OGH 6Ob670/90

OGH6Ob670/9011.10.1990

Der Oberste Gerichtshof hat durch den Senatspräsidenten des Obersten Gerichtshofes Dr. Samsegger als Vorsitzenden und durch die Hofräte des Obersten Gerichtshofes Dr. Schobel, Dr. Schlosser, Dr. Redl und Dr. Kellner als weitere Richter in der Vormundschaftssache der mj. Stephanie Madeleine M***, geboren am 5. Mai 1985, infolge "außerordentlichen Revisionsrekurses" der Mutter Edeltraud M***, Geschäftsfrau, Leebgasse 12, 1100 Wien, vertreten durch Dr. Armin Kaufmann, Rechtsanwalt in Wien, gegen den Beschluß des Landesgerichtes für Zivilrechtssachen Wien als Rekursgericht vom 3. August 1990, GZ 44 R 517/90-65, womit der Rekurs der Mutter gegen den Beschluß des Bezirksgerichtes Favoriten vom 17. Juli 1990, GZ 2 P 369/85-61, zurückgewiesen wurde, folgenden

Beschluß

gefaßt:

 

Spruch:

Der Revisionsrekurs wird zurückgewiesen.

Text

Begründung

Der M*** DER S*** W*** (B*** für den 10. Bezirk) ist zum Kollisionskurator des Kindes zu dessen Vertretung im Rechtsstreit 2 C 2/89 (= 2 C 10/90a) des Bezirksgerichtes Favoriten bestellt. In jenem Verfahren begehrte Werner S***, der frühere Ehegatte der Mutter Edeltraud M***, die Feststellung, daß seine Erklärung vom 23.5.1985 vor dem B*** für den

10. Bezirk als Amtsvormund, der Vater des Kindes zu sein, rechtsunwirksam und er nicht Vater des Kindes sei. Dem Antrag des Kollisionskurators, die Abstandnahme von der Einbringung eines Rechtsmittels gegen das diesem Klagebegehren stattgebende Urteil des Erstgerichtes vom 28.5.1990 pflegschaftsgerichtlich zu genehmigen, gab das Erstgericht mit Beschluß vom 6.7.1990 statt. Gleichzeitig mit dem Rekurs gegen diesen Beschluß beantragte die Mutter am 13.7.1990 zu Protokoll des Erstgerichtes die Enthebung des M*** DER S*** W*** vom Amt des Kollisionskurators sowie die Bestellung eines anderen Widerstreitsachwalters zur Erhebung einer Berufung gegen das genannte Urteil. Diesen Antrag wies das Erstgericht mit Beschluß vom 17.7.1990 ab, gegen den die Mutter am 27.7.1990 Protokollarrekurs erhob. Am 31.7.1990 langte zu 2 C 10/90a des Erstgerichtes eine vom Vertreter der Mutter namens der Minderjährigen am Tag zuvor zur Post gegebene Berufungsschrift ein. Mit Beschluß vom 31.7.1990 gab das Gericht zweiter Instanz dem Rekurs der Mutter gegen den Beschluß vom 6.7.1990 nicht Folge und sprach aus, daß der ordentliche Revisionsrekurs nicht zulässig sei. Diesen ihr am 27.8.1990 (gemeinsam mit dem hier bekämpften Beschluß) zugestellten Beschluß ließ die Mutter in Rechtskraft erwachsen.

## DATENÜBERSICHT:
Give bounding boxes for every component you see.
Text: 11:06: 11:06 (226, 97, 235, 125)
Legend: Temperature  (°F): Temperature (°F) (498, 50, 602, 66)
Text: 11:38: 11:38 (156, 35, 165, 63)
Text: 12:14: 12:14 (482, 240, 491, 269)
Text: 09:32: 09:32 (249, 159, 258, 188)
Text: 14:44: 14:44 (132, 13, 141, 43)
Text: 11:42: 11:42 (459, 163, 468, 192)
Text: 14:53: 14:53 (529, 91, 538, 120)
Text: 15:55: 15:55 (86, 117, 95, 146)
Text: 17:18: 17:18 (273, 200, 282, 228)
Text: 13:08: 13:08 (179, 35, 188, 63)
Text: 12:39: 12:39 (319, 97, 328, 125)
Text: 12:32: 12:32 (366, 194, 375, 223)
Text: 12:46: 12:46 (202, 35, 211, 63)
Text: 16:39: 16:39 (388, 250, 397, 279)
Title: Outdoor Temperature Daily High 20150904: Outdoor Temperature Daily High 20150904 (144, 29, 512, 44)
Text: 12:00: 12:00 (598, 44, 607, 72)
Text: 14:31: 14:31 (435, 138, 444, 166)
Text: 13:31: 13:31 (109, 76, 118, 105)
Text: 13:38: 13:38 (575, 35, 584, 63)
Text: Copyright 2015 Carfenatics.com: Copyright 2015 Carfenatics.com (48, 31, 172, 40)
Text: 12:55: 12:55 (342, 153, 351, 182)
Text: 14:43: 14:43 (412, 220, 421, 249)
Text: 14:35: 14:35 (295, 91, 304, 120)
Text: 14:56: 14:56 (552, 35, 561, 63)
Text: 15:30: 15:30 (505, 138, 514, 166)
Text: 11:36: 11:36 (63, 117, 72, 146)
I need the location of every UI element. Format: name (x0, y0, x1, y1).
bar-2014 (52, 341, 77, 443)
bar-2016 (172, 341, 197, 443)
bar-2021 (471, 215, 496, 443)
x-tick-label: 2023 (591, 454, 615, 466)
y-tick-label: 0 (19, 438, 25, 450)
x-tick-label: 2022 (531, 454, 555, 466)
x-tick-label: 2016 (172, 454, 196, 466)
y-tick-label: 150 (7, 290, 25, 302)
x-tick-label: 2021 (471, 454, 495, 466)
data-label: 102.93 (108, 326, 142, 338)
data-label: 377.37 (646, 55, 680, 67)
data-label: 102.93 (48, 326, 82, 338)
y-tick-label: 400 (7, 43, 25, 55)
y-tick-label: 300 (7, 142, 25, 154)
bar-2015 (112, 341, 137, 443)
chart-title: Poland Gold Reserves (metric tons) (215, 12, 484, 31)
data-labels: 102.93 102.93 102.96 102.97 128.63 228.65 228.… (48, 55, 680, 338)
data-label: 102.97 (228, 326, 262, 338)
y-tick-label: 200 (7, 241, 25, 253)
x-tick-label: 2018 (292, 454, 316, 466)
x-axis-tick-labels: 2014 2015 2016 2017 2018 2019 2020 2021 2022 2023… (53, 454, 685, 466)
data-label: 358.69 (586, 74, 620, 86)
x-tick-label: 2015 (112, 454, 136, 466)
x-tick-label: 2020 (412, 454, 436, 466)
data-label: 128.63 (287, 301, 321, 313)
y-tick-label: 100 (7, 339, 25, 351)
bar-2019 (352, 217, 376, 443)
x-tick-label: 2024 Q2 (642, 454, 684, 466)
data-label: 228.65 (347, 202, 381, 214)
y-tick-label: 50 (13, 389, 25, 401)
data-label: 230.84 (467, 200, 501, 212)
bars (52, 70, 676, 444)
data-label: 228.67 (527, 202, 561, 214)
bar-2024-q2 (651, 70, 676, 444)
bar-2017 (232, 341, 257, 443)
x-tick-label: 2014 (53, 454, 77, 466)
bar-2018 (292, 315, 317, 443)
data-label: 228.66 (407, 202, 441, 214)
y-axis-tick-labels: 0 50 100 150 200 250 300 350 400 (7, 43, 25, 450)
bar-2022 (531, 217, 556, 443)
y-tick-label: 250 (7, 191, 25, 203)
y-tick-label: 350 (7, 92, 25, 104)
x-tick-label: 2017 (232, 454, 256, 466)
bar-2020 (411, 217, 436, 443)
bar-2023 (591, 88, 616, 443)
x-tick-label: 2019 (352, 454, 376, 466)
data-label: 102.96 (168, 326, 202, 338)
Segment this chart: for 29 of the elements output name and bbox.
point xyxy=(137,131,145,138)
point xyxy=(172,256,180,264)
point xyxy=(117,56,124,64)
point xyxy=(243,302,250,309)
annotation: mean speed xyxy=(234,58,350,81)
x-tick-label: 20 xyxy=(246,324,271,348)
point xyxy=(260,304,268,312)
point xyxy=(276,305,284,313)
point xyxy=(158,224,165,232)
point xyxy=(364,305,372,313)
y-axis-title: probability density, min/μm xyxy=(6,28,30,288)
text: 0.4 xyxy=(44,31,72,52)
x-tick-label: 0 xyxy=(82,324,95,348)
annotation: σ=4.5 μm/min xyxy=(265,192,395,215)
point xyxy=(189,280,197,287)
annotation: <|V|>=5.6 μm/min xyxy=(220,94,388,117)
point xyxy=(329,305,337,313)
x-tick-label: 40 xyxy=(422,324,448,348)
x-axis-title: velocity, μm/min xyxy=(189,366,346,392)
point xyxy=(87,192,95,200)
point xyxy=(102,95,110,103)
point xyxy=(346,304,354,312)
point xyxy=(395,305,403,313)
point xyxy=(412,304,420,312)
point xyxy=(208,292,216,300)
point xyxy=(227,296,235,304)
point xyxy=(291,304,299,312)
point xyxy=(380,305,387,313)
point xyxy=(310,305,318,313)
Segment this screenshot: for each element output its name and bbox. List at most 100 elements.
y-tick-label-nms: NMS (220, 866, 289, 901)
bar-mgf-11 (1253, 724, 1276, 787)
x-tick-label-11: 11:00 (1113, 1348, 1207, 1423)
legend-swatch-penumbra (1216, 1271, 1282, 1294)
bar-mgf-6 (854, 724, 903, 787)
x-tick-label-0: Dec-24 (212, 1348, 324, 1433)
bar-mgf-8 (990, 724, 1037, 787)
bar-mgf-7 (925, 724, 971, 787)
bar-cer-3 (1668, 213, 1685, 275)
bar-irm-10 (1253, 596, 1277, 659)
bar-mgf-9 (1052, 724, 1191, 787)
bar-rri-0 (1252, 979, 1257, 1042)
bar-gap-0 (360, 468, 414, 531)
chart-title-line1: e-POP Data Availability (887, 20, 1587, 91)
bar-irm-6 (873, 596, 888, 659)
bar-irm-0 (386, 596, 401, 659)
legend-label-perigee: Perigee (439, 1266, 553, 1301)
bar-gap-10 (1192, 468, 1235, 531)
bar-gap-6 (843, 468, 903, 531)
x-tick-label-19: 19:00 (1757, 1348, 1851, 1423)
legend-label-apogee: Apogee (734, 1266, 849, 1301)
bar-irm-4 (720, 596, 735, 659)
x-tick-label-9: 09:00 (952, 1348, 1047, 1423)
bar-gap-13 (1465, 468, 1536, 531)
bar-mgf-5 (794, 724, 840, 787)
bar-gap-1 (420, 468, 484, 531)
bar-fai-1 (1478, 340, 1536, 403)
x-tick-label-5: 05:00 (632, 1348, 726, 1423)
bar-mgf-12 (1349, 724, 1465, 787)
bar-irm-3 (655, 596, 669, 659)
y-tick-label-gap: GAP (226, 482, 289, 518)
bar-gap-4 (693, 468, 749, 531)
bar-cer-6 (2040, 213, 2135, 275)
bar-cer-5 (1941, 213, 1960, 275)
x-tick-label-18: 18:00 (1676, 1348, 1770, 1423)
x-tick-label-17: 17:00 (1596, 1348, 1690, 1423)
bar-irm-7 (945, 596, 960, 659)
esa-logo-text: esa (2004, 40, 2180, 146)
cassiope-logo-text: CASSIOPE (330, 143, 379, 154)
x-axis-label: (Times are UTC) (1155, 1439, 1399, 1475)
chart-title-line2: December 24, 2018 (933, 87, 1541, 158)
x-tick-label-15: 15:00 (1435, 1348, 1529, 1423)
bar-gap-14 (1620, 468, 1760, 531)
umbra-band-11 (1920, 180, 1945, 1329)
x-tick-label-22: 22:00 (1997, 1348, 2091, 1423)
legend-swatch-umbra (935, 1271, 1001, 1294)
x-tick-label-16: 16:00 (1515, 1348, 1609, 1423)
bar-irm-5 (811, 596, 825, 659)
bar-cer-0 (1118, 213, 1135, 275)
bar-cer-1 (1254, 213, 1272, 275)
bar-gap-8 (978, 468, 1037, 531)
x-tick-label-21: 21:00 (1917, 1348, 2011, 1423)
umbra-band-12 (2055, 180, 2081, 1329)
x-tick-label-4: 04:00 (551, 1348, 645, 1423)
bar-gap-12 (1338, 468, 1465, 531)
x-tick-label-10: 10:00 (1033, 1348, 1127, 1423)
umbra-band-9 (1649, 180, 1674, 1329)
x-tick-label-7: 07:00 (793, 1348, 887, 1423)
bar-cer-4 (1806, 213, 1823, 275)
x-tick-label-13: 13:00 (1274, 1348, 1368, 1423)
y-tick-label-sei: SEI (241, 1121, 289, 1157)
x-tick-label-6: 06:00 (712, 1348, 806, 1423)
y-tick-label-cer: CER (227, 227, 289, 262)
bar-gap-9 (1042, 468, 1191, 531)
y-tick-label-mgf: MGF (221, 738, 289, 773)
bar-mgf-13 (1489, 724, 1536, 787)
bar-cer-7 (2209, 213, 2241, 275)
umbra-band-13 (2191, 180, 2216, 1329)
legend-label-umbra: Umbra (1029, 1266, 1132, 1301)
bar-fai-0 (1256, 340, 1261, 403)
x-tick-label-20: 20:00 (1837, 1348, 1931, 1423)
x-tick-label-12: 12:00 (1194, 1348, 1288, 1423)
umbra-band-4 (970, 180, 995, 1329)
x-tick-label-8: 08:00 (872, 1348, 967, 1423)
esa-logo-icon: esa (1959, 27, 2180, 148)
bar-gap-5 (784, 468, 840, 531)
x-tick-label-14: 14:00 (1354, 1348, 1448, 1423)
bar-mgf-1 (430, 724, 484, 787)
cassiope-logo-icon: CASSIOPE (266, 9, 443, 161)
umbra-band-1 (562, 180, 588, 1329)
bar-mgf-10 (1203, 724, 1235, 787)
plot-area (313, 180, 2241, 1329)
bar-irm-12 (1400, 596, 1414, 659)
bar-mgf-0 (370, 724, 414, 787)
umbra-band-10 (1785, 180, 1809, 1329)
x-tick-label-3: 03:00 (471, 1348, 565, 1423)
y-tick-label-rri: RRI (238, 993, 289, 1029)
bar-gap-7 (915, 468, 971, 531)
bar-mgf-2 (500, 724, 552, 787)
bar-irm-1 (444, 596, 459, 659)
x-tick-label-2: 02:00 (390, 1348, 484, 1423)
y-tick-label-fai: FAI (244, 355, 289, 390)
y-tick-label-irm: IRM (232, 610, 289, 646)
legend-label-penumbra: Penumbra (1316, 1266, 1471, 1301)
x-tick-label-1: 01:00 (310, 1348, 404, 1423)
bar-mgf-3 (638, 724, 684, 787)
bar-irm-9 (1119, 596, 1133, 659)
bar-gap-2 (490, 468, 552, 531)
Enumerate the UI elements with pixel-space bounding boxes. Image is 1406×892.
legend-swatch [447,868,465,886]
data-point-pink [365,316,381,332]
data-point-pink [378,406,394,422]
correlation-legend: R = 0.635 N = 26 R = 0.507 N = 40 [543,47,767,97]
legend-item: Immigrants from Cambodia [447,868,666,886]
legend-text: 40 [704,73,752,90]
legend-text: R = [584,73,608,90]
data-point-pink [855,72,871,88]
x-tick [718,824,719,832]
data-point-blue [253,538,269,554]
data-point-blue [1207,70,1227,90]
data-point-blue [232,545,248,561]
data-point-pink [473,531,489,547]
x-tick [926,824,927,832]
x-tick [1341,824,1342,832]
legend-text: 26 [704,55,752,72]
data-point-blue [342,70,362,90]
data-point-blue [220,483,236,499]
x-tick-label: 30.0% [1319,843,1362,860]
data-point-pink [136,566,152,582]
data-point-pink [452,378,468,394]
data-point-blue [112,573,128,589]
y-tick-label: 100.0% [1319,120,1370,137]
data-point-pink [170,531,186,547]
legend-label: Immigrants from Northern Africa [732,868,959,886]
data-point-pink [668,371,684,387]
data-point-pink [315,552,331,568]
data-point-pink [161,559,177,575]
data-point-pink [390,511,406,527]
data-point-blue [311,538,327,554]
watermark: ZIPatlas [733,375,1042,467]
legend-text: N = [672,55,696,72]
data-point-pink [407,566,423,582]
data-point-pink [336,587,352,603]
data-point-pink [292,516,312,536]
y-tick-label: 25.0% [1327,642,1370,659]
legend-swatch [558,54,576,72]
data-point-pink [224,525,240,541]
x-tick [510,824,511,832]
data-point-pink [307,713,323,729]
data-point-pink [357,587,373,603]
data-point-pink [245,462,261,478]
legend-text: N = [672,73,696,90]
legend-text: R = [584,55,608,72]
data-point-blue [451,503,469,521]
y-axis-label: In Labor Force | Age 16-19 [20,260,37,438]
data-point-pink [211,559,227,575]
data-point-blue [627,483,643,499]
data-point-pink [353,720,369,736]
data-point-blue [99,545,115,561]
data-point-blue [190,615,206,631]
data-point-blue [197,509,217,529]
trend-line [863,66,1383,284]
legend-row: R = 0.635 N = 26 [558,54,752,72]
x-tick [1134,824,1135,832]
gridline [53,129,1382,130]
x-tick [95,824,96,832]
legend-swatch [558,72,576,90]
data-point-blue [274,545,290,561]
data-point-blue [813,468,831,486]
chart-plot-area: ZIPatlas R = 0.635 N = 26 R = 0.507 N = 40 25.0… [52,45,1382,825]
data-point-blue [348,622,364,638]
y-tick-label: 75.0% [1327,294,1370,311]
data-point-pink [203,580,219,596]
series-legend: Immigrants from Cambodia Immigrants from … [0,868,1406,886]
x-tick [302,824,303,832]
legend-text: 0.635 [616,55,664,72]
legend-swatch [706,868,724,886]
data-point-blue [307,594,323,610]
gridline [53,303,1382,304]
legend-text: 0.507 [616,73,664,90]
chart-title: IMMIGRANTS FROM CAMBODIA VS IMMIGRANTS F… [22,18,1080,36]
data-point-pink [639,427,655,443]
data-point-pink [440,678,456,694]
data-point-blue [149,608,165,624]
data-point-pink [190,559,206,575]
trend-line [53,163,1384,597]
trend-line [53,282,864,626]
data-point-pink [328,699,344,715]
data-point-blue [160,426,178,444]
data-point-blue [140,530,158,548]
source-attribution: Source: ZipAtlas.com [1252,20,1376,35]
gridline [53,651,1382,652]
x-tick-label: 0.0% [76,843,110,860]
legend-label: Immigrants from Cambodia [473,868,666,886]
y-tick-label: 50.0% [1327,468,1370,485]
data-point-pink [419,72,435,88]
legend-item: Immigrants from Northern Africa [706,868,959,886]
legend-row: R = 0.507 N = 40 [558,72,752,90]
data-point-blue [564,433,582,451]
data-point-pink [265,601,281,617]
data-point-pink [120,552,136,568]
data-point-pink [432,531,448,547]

## AUFGABENSTELLUNG:
Führen Sie den Gerichtsbeschluss des Obersten Gerichtshofes im Anschluss an dessen letzten Satz weiter. Die Daten stammen aus einer anderen Quelle als der Gerichtsbeschluss.

## ERGEBNIS:
Rechtliche Beurteilung

Gegen den Beschluß des Gerichtes zweiter Instanz, mit dem ihr Rekurs gegen den Beschluß vom 17.7.1990 zurückgewiesen wurde, weil sie der Beschwer ermangle, erhob die Mutter der Minderjährigen - da das Rekursgericht ausgesprochen hatte, daß der ordentliche Revisionsrekurs nicht zulässig sei - den "außerordentlichen Revisionsrekurs", der jedenfalls unzulässig ist.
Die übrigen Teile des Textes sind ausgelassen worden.